#### Instruction:
Can you recast the data below as a JSON list of strings, one string per line, with blank lines and pictures left out?

#### The records:
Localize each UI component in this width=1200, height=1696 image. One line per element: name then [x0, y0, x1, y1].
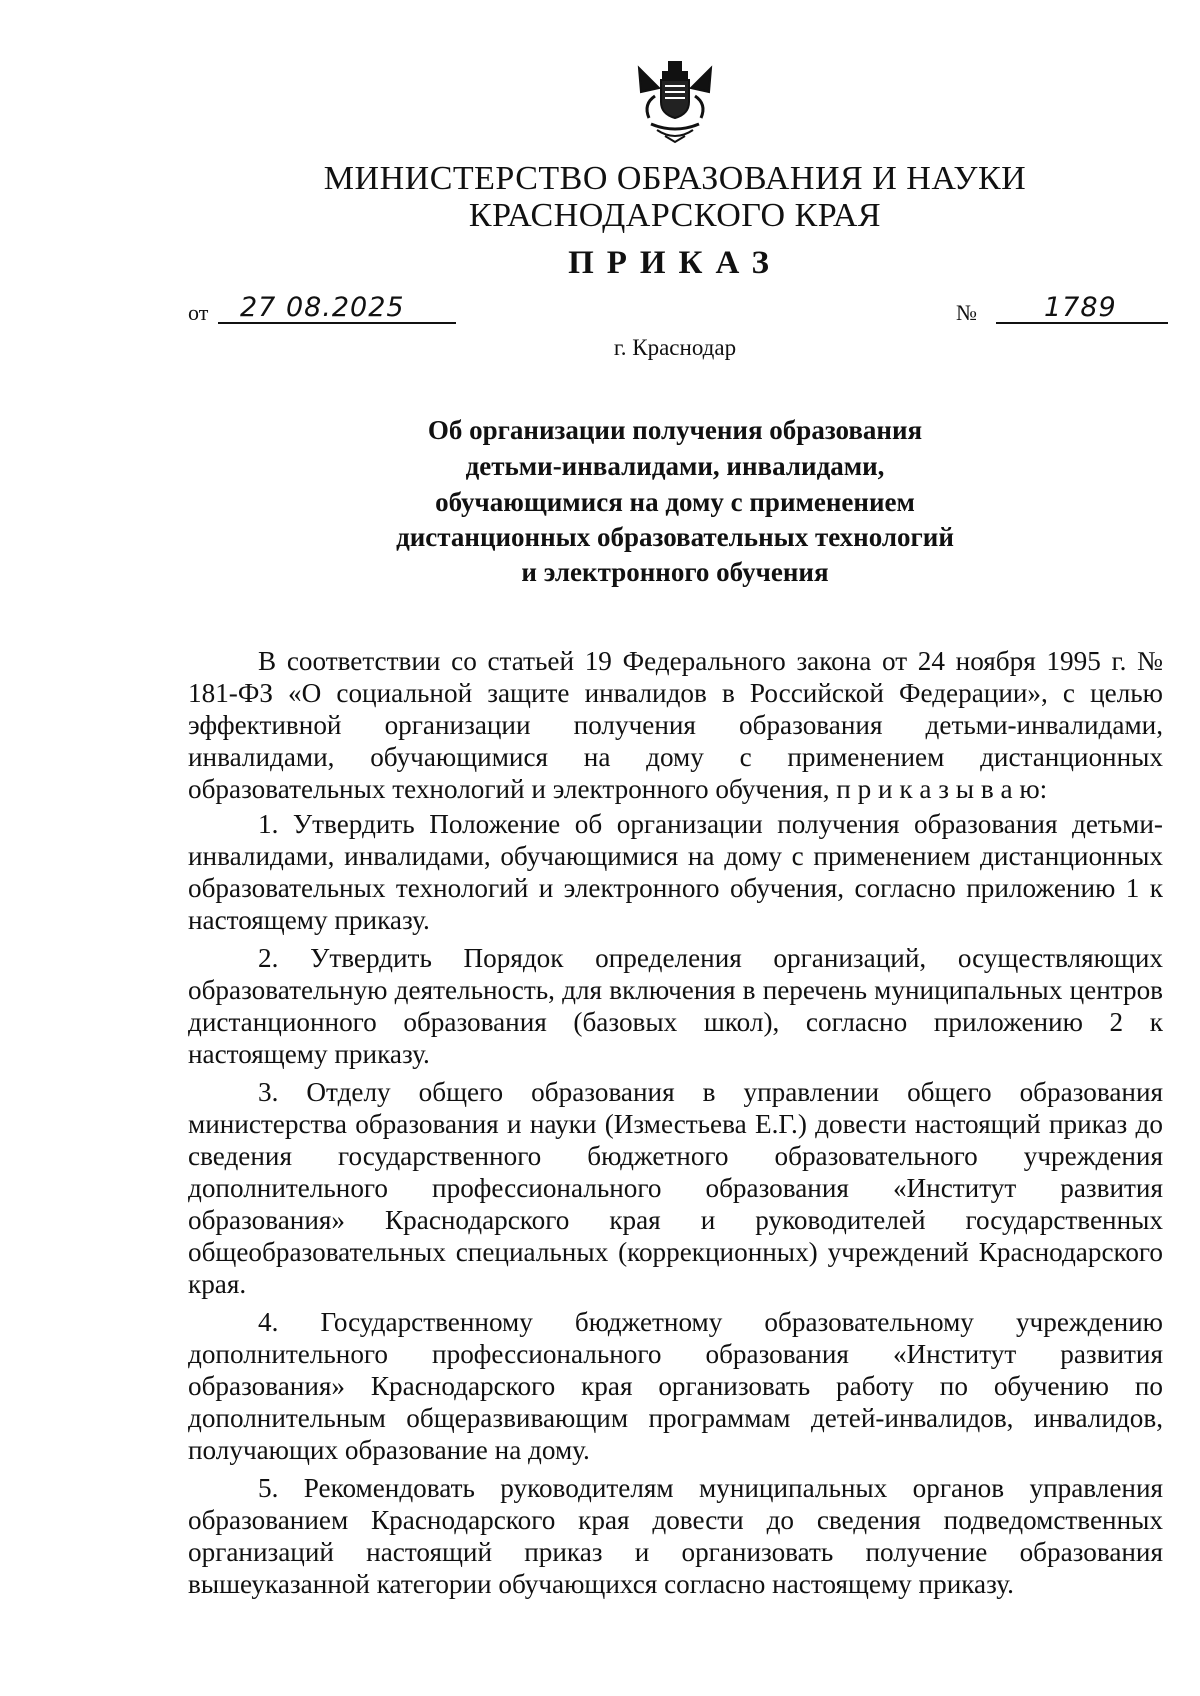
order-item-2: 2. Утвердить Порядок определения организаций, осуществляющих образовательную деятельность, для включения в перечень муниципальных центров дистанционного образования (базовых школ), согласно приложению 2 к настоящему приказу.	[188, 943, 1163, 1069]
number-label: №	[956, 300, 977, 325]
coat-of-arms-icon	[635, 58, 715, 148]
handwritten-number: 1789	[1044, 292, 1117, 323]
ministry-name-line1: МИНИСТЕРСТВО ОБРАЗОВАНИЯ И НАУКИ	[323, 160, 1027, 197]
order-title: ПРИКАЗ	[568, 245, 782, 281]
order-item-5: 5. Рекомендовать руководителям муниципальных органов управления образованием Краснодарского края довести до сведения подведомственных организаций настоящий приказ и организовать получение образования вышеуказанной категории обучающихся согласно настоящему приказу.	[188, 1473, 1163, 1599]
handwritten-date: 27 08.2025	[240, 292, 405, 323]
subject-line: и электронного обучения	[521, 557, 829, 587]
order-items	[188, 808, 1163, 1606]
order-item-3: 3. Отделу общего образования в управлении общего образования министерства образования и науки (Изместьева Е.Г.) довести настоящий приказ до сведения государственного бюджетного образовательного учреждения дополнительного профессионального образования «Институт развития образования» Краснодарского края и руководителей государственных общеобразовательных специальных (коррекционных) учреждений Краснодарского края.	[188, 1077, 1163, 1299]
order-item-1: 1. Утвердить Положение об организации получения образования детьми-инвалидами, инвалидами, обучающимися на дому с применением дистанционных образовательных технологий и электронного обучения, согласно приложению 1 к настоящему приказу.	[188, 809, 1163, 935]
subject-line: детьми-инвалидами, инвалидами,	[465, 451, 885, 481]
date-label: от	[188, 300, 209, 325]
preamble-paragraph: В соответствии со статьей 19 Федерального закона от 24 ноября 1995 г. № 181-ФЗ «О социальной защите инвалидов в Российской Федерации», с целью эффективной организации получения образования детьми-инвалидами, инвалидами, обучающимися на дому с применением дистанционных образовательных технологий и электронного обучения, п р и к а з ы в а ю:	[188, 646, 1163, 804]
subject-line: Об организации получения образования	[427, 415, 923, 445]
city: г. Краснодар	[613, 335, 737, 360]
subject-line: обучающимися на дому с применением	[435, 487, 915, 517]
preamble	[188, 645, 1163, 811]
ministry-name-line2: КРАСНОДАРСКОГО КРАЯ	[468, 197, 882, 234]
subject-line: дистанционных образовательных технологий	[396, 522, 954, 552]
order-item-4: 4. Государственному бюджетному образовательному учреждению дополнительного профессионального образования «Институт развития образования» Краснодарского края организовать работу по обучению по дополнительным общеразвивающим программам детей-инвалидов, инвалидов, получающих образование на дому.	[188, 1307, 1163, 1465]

#### Worked solution:
[
  "Localize each UI component in this width=1200, height=1696 image. One line per element: name then [x0, y0, x1, y1].",
  "order-item-2: 2. Утвердить Порядок определения организаций, осуществляющих образовательную деятельность, для включения в перечень муниципальных центров дистанционного образования (базовых школ), согласно приложению 2 к настоящему приказу.\t[188, 943, 1163, 1069]",
  "number-label: №\t[956, 300, 977, 325]",
  "coat-of-arms-icon\t[635, 58, 715, 148]",
  "handwritten-number: 1789\t[1044, 292, 1117, 323]",
  "ministry-name-line1: МИНИСТЕРСТВО ОБРАЗОВАНИЯ И НАУКИ\t[323, 160, 1027, 197]",
  "order-title: ПРИКАЗ\t[568, 245, 782, 281]",
  "order-item-5: 5. Рекомендовать руководителям муниципальных органов управления образованием Краснодарского края довести до сведения подведомственных организаций настоящий приказ и организовать получение образования вышеуказанной категории обучающихся согласно настоящему приказу.\t[188, 1473, 1163, 1599]",
  "handwritten-date: 27 08.2025\t[240, 292, 405, 323]",
  "subject-line: и электронного обучения\t[521, 557, 829, 587]",
  "order-items\t[188, 808, 1163, 1606]",
  "order-item-3: 3. Отделу общего образования в управлении общего образования министерства образования и науки (Изместьева Е.Г.) довести настоящий приказ до сведения государственного бюджетного образовательного учреждения дополнительного профессионального образования «Институт развития образования» Краснодарского края и руководителей государственных общеобразовательных специальных (коррекционных) учреждений Краснодарского края.\t[188, 1077, 1163, 1299]",
  "order-item-1: 1. Утвердить Положение об организации получения образования детьми-инвалидами, инвалидами, обучающимися на дому с применением дистанционных образовательных технологий и электронного обучения, согласно приложению 1 к настоящему приказу.\t[188, 809, 1163, 935]",
  "subject-line: детьми-инвалидами, инвалидами,\t[465, 451, 885, 481]",
  "date-label: от\t[188, 300, 209, 325]",
  "preamble-paragraph: В соответствии со статьей 19 Федерального закона от 24 ноября 1995 г. № 181-ФЗ «О социальной защите инвалидов в Российской Федерации», с целью эффективной организации получения образования детьми-инвалидами, инвалидами, обучающимися на дому с применением дистанционных образовательных технологий и электронного обучения, п р и к а з ы в а ю:\t[188, 646, 1163, 804]",
  "subject-line: Об организации получения образования\t[427, 415, 923, 445]",
  "city: г. Краснодар\t[613, 335, 737, 360]",
  "subject-line: обучающимися на дому с применением\t[435, 487, 915, 517]",
  "preamble\t[188, 645, 1163, 811]",
  "ministry-name-line2: КРАСНОДАРСКОГО КРАЯ\t[468, 197, 882, 234]",
  "subject-line: дистанционных образовательных технологий\t[396, 522, 954, 552]",
  "order-item-4: 4. Государственному бюджетному образовательному учреждению дополнительного профессионального образования «Институт развития образования» Краснодарского края организовать работу по обучению по дополнительным общеразвивающим программам детей-инвалидов, инвалидов, получающих образование на дому.\t[188, 1307, 1163, 1465]"
]